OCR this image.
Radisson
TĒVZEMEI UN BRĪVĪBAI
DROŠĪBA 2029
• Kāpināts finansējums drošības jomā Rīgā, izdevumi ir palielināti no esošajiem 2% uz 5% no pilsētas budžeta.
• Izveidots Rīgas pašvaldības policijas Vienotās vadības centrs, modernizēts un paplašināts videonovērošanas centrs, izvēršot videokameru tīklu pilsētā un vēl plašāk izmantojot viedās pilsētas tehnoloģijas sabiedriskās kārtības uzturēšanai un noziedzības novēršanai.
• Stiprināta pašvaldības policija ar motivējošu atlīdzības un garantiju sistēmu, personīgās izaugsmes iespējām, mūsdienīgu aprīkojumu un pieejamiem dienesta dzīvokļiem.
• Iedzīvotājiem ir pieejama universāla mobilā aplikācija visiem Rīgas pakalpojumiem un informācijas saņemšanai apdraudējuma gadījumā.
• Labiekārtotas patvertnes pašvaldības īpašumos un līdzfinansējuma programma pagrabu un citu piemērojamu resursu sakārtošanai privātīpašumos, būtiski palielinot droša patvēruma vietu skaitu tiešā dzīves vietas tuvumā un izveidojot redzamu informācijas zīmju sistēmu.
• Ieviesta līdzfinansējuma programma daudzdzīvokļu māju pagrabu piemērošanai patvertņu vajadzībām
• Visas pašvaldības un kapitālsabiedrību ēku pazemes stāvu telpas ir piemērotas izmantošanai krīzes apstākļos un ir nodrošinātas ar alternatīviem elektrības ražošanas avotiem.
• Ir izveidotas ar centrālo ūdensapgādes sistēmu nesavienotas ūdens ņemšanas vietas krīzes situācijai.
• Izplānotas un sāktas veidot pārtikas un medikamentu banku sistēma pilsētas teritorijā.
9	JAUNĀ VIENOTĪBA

Required task =
Using the listing above, return all lines where the word "sistēmu" occurs.

Exercise solution =
• Stiprināta pašvaldības policija ar motivējošu atlīdzības un garantiju sistēmu, personīgās izaugsmes iespējām, mūsdienīgu aprīkojumu un pieejamiem dienesta dzīvokļiem.
• Labiekārtotas patvertnes pašvaldības īpašumos un līdzfinansējuma programma pagrabu un citu piemērojamu resursu sakārtošanai privātīpašumos, būtiski palielinot droša patvēruma vietu skaitu tiešā dzīves vietas tuvumā un izveidojot redzamu informācijas zīmju sistēmu.
• Ir izveidotas ar centrālo ūdensapgādes sistēmu nesavienotas ūdens ņemšanas vietas krīzes situācijai.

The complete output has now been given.